━━━━━ Extracted data ━━━━━

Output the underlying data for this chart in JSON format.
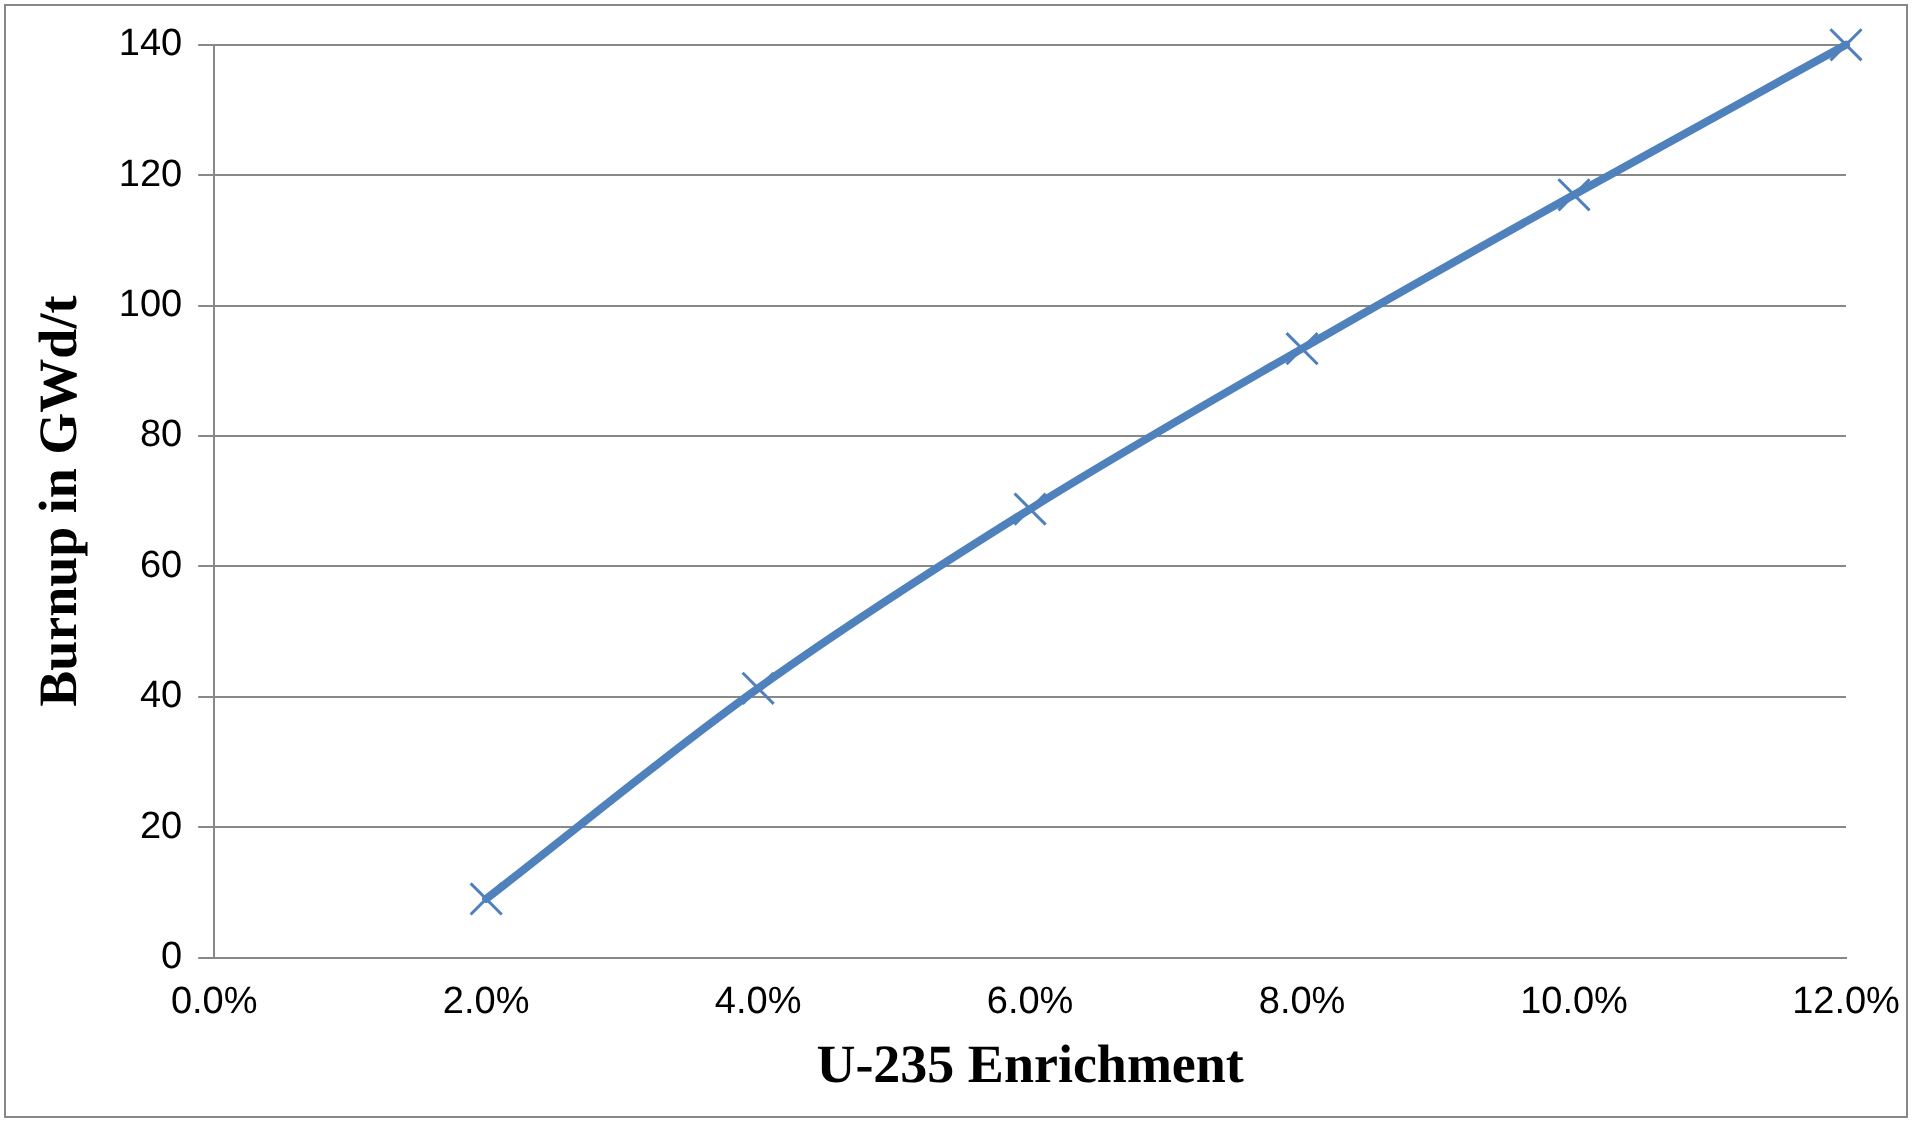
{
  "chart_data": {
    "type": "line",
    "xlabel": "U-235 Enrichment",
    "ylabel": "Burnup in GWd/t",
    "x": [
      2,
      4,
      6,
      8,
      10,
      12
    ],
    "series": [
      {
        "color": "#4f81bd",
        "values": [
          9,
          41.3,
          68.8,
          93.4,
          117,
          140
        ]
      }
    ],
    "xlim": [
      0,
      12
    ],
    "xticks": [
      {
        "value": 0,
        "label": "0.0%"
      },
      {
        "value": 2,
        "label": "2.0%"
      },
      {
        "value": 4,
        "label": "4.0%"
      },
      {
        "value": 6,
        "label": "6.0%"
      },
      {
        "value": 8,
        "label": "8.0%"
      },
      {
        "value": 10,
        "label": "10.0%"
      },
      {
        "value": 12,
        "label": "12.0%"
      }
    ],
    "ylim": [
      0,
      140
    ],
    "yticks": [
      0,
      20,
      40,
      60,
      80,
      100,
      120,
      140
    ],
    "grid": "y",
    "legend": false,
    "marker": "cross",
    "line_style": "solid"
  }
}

━━━━━
━━━━━ Extracted data ━━━━━

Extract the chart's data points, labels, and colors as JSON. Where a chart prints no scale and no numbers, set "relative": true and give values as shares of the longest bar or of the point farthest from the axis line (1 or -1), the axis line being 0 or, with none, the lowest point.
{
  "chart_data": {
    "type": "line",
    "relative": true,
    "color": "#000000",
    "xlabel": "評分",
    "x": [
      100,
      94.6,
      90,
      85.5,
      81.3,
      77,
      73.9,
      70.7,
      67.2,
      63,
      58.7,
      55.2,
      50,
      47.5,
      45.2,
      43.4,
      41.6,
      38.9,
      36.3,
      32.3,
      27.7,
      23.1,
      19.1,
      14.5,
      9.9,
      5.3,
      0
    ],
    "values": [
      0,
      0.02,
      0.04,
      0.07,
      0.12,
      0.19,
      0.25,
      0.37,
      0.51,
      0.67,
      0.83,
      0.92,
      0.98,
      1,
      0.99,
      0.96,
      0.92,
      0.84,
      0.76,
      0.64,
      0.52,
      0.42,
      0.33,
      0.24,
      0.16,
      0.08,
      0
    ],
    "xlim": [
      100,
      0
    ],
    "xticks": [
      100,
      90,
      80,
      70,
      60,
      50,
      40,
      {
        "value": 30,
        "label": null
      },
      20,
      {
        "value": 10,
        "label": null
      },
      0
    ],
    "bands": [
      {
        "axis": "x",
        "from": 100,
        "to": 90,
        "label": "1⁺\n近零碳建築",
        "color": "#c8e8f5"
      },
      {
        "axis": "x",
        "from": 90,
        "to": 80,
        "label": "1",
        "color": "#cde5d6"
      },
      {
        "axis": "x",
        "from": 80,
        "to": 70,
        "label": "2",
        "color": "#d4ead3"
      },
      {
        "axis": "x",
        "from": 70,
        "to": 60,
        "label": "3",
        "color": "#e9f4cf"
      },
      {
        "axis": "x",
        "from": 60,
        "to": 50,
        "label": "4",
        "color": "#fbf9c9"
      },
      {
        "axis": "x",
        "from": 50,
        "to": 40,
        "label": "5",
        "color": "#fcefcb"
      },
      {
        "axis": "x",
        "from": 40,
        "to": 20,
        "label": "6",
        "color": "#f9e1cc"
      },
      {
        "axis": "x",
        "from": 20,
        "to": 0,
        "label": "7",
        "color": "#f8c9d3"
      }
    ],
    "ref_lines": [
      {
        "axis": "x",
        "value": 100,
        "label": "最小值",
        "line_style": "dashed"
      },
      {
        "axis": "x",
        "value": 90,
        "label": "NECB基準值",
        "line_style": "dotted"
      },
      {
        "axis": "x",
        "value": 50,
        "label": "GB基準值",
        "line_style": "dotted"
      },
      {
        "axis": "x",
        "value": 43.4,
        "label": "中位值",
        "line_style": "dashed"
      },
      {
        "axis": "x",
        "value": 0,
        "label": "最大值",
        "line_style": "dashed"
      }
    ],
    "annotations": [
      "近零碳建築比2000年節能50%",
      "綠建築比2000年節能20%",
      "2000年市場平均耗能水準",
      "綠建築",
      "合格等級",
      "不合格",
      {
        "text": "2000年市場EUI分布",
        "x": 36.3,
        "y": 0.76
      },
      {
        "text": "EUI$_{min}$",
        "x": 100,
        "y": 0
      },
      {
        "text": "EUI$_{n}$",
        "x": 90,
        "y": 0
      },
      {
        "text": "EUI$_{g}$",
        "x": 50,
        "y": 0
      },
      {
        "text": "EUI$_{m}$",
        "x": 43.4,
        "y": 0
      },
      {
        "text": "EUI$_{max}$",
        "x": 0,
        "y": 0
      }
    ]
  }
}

━━━━━

Set task:
Each line of the material that holds the string "relative" counts once; give the total alone.

Solution below:
2